◆ What this task involves
Make an exact copy of each entry, leaving out every picture.

◆ Entries
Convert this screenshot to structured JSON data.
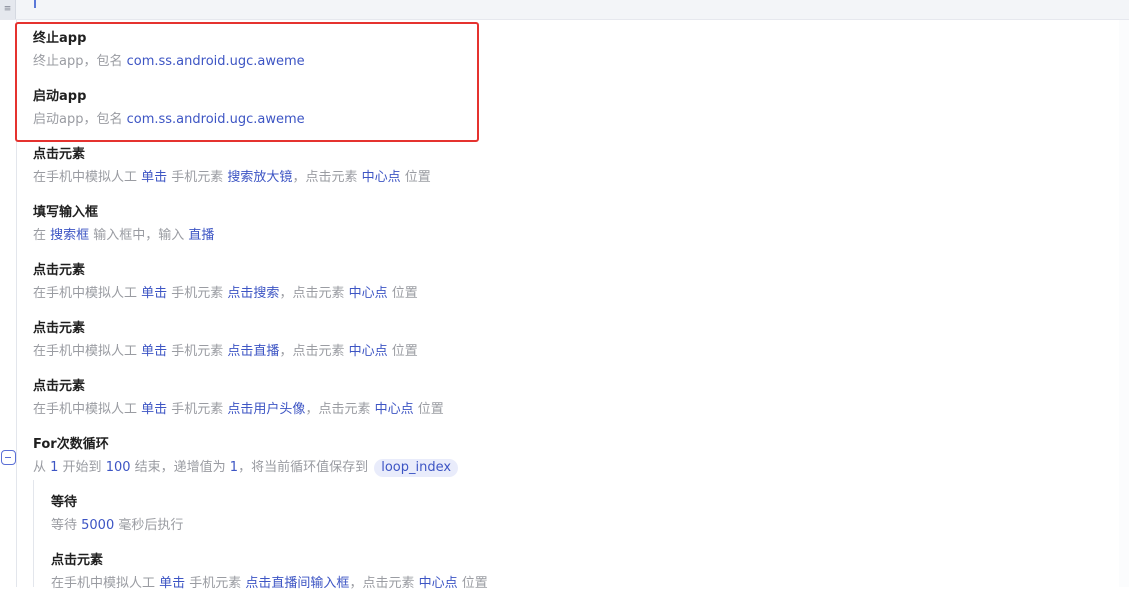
{
  "top_tab_label": "≡",
  "steps": [
    {
      "title": "终止app",
      "desc": [
        {
          "t": "终止app，包名 ",
          "hl": false
        },
        {
          "t": "com.ss.android.ugc.aweme",
          "hl": true
        }
      ]
    },
    {
      "title": "启动app",
      "desc": [
        {
          "t": "启动app，包名 ",
          "hl": false
        },
        {
          "t": "com.ss.android.ugc.aweme",
          "hl": true
        }
      ]
    },
    {
      "title": "点击元素",
      "desc": [
        {
          "t": "在手机中模拟人工 ",
          "hl": false
        },
        {
          "t": "单击",
          "hl": true
        },
        {
          "t": " 手机元素 ",
          "hl": false
        },
        {
          "t": "搜索放大镜",
          "hl": true
        },
        {
          "t": "，点击元素 ",
          "hl": false
        },
        {
          "t": "中心点",
          "hl": true
        },
        {
          "t": " 位置",
          "hl": false
        }
      ]
    },
    {
      "title": "填写输入框",
      "desc": [
        {
          "t": "在 ",
          "hl": false
        },
        {
          "t": "搜索框",
          "hl": true
        },
        {
          "t": " 输入框中，输入 ",
          "hl": false
        },
        {
          "t": "直播",
          "hl": true
        }
      ]
    },
    {
      "title": "点击元素",
      "desc": [
        {
          "t": "在手机中模拟人工 ",
          "hl": false
        },
        {
          "t": "单击",
          "hl": true
        },
        {
          "t": " 手机元素 ",
          "hl": false
        },
        {
          "t": "点击搜索",
          "hl": true
        },
        {
          "t": "，点击元素 ",
          "hl": false
        },
        {
          "t": "中心点",
          "hl": true
        },
        {
          "t": " 位置",
          "hl": false
        }
      ]
    },
    {
      "title": "点击元素",
      "desc": [
        {
          "t": "在手机中模拟人工 ",
          "hl": false
        },
        {
          "t": "单击",
          "hl": true
        },
        {
          "t": " 手机元素 ",
          "hl": false
        },
        {
          "t": "点击直播",
          "hl": true
        },
        {
          "t": "，点击元素 ",
          "hl": false
        },
        {
          "t": "中心点",
          "hl": true
        },
        {
          "t": " 位置",
          "hl": false
        }
      ]
    },
    {
      "title": "点击元素",
      "desc": [
        {
          "t": "在手机中模拟人工 ",
          "hl": false
        },
        {
          "t": "单击",
          "hl": true
        },
        {
          "t": " 手机元素 ",
          "hl": false
        },
        {
          "t": "点击用户头像",
          "hl": true
        },
        {
          "t": "，点击元素 ",
          "hl": false
        },
        {
          "t": "中心点",
          "hl": true
        },
        {
          "t": " 位置",
          "hl": false
        }
      ]
    },
    {
      "title": "For次数循环",
      "desc": [
        {
          "t": "从 ",
          "hl": false
        },
        {
          "t": "1",
          "hl": true
        },
        {
          "t": " 开始到 ",
          "hl": false
        },
        {
          "t": "100",
          "hl": true
        },
        {
          "t": " 结束，递增值为 ",
          "hl": false
        },
        {
          "t": "1",
          "hl": true
        },
        {
          "t": "，将当前循环值保存到 ",
          "hl": false
        },
        {
          "t": "loop_index",
          "hl": true,
          "chip": true
        }
      ]
    },
    {
      "title": "等待",
      "desc": [
        {
          "t": "等待 ",
          "hl": false
        },
        {
          "t": "5000",
          "hl": true
        },
        {
          "t": " 毫秒后执行",
          "hl": false
        }
      ]
    },
    {
      "title": "点击元素",
      "desc": [
        {
          "t": "在手机中模拟人工 ",
          "hl": false
        },
        {
          "t": "单击",
          "hl": true
        },
        {
          "t": " 手机元素 ",
          "hl": false
        },
        {
          "t": "点击直播间输入框",
          "hl": true
        },
        {
          "t": "，点击元素 ",
          "hl": false
        },
        {
          "t": "中心点",
          "hl": true
        },
        {
          "t": " 位置",
          "hl": false
        }
      ]
    }
  ]
}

◆ Written answer
Convert this screenshot to structured JSON data.
{
  "top_tab_label": "≡",
  "steps": [
    {
      "title": "终止app",
      "desc": [
        {
          "t": "终止app，包名 ",
          "hl": false
        },
        {
          "t": "com.ss.android.ugc.aweme",
          "hl": true
        }
      ]
    },
    {
      "title": "启动app",
      "desc": [
        {
          "t": "启动app，包名 ",
          "hl": false
        },
        {
          "t": "com.ss.android.ugc.aweme",
          "hl": true
        }
      ]
    },
    {
      "title": "点击元素",
      "desc": [
        {
          "t": "在手机中模拟人工 ",
          "hl": false
        },
        {
          "t": "单击",
          "hl": true
        },
        {
          "t": " 手机元素 ",
          "hl": false
        },
        {
          "t": "搜索放大镜",
          "hl": true
        },
        {
          "t": "，点击元素 ",
          "hl": false
        },
        {
          "t": "中心点",
          "hl": true
        },
        {
          "t": " 位置",
          "hl": false
        }
      ]
    },
    {
      "title": "填写输入框",
      "desc": [
        {
          "t": "在 ",
          "hl": false
        },
        {
          "t": "搜索框",
          "hl": true
        },
        {
          "t": " 输入框中，输入 ",
          "hl": false
        },
        {
          "t": "直播",
          "hl": true
        }
      ]
    },
    {
      "title": "点击元素",
      "desc": [
        {
          "t": "在手机中模拟人工 ",
          "hl": false
        },
        {
          "t": "单击",
          "hl": true
        },
        {
          "t": " 手机元素 ",
          "hl": false
        },
        {
          "t": "点击搜索",
          "hl": true
        },
        {
          "t": "，点击元素 ",
          "hl": false
        },
        {
          "t": "中心点",
          "hl": true
        },
        {
          "t": " 位置",
          "hl": false
        }
      ]
    },
    {
      "title": "点击元素",
      "desc": [
        {
          "t": "在手机中模拟人工 ",
          "hl": false
        },
        {
          "t": "单击",
          "hl": true
        },
        {
          "t": " 手机元素 ",
          "hl": false
        },
        {
          "t": "点击直播",
          "hl": true
        },
        {
          "t": "，点击元素 ",
          "hl": false
        },
        {
          "t": "中心点",
          "hl": true
        },
        {
          "t": " 位置",
          "hl": false
        }
      ]
    },
    {
      "title": "点击元素",
      "desc": [
        {
          "t": "在手机中模拟人工 ",
          "hl": false
        },
        {
          "t": "单击",
          "hl": true
        },
        {
          "t": " 手机元素 ",
          "hl": false
        },
        {
          "t": "点击用户头像",
          "hl": true
        },
        {
          "t": "，点击元素 ",
          "hl": false
        },
        {
          "t": "中心点",
          "hl": true
        },
        {
          "t": " 位置",
          "hl": false
        }
      ]
    },
    {
      "title": "For次数循环",
      "desc": [
        {
          "t": "从 ",
          "hl": false
        },
        {
          "t": "1",
          "hl": true
        },
        {
          "t": " 开始到 ",
          "hl": false
        },
        {
          "t": "100",
          "hl": true
        },
        {
          "t": " 结束，递增值为 ",
          "hl": false
        },
        {
          "t": "1",
          "hl": true
        },
        {
          "t": "，将当前循环值保存到 ",
          "hl": false
        },
        {
          "t": "loop_index",
          "hl": true,
          "chip": true
        }
      ]
    },
    {
      "title": "等待",
      "desc": [
        {
          "t": "等待 ",
          "hl": false
        },
        {
          "t": "5000",
          "hl": true
        },
        {
          "t": " 毫秒后执行",
          "hl": false
        }
      ]
    },
    {
      "title": "点击元素",
      "desc": [
        {
          "t": "在手机中模拟人工 ",
          "hl": false
        },
        {
          "t": "单击",
          "hl": true
        },
        {
          "t": " 手机元素 ",
          "hl": false
        },
        {
          "t": "点击直播间输入框",
          "hl": true
        },
        {
          "t": "，点击元素 ",
          "hl": false
        },
        {
          "t": "中心点",
          "hl": true
        },
        {
          "t": " 位置",
          "hl": false
        }
      ]
    }
  ]
}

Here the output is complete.